## WRITTEN PROBLEM
Records follow. Select each line holding "pips".

## RECORDS FOR PROCESSING
....

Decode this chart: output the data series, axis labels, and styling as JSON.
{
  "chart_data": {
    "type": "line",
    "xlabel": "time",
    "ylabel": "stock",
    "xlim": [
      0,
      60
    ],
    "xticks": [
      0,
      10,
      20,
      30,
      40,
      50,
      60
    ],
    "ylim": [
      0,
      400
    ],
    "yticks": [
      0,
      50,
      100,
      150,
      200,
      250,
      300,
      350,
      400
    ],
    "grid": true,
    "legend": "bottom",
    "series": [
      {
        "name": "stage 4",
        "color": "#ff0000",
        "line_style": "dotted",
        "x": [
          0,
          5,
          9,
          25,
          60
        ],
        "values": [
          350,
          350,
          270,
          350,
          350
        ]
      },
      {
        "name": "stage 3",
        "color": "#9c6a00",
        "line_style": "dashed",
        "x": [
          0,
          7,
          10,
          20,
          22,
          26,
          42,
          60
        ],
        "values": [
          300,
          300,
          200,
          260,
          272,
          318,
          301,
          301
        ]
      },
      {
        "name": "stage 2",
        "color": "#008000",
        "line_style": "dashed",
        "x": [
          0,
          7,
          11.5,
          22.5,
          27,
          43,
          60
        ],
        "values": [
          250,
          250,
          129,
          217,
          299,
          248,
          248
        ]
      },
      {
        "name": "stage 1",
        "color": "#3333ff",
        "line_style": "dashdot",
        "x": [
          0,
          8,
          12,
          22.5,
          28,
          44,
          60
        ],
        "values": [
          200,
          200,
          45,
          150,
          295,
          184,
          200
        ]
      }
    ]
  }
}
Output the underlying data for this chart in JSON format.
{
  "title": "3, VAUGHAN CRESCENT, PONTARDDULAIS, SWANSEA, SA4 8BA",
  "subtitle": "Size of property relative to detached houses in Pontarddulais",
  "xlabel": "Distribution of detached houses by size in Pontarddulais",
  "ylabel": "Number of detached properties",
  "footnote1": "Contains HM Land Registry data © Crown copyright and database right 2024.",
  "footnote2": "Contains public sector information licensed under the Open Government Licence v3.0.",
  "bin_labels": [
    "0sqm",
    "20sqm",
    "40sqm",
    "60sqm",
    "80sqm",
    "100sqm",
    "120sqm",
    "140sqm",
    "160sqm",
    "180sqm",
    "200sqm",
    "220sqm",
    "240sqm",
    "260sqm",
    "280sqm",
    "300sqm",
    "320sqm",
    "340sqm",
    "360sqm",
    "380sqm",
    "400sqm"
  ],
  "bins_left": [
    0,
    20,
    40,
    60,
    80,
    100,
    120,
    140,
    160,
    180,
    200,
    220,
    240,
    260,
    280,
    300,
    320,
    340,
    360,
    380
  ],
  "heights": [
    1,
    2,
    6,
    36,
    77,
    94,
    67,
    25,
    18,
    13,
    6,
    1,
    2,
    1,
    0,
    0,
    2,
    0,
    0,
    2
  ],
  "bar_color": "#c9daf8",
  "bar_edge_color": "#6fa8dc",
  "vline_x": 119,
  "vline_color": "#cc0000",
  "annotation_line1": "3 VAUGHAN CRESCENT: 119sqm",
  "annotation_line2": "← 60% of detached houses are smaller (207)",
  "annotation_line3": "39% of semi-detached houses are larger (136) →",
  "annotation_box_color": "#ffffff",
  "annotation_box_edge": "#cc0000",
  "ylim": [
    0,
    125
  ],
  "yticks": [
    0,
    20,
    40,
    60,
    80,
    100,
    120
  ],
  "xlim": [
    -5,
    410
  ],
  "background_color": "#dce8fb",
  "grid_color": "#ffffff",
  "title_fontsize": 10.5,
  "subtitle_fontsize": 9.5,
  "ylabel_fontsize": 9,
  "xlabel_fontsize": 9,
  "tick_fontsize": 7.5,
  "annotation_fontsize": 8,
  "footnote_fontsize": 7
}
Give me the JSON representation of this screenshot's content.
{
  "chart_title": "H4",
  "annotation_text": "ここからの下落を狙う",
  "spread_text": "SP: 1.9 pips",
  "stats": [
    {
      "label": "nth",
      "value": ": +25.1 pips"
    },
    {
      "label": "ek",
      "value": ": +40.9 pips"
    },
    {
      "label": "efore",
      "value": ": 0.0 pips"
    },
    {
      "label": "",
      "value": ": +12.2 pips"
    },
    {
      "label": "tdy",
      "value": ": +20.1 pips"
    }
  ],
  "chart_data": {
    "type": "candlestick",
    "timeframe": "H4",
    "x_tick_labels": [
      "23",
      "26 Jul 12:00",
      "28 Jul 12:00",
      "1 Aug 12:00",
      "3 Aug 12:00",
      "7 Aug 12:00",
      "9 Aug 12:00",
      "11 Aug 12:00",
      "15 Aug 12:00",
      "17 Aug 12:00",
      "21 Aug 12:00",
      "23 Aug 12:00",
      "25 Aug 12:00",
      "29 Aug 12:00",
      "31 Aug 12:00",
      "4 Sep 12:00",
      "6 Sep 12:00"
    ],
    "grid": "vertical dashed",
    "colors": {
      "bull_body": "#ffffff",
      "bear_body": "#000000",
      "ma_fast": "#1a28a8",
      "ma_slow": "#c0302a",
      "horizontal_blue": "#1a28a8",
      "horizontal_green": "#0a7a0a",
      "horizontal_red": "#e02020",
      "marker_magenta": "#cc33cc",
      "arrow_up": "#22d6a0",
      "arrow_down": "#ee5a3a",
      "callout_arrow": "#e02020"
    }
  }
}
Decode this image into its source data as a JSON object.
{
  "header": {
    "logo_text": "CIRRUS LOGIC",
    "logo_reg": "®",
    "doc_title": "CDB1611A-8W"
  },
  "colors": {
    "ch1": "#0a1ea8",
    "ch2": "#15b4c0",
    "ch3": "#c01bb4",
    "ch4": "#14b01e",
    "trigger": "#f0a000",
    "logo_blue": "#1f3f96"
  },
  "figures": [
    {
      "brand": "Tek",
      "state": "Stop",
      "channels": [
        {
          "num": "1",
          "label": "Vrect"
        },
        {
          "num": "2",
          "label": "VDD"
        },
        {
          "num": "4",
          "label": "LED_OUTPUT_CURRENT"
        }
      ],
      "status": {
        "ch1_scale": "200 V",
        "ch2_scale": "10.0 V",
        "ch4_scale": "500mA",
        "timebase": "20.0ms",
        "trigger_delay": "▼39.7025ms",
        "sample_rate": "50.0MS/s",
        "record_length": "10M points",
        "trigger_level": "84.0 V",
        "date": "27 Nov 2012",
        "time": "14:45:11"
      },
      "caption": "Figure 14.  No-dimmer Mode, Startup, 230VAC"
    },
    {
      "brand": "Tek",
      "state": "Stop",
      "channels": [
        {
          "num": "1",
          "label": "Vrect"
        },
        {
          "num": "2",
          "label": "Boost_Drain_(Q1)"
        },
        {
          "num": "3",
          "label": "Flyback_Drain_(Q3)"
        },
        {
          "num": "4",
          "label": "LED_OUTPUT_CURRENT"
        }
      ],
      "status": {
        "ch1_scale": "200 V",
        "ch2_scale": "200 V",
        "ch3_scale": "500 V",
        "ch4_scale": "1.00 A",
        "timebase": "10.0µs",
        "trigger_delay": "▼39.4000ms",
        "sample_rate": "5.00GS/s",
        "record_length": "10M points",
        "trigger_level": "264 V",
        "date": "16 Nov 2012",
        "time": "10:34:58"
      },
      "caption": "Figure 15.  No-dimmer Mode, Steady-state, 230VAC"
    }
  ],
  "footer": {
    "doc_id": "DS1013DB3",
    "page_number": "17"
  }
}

....

## RESULT OF THE TASK
  "spread_text": "SP: 1.9 pips",
      "value": ": +25.1 pips"
      "value": ": +40.9 pips"
      "value": ": 0.0 pips"
      "value": ": +12.2 pips"
      "value": ": +20.1 pips"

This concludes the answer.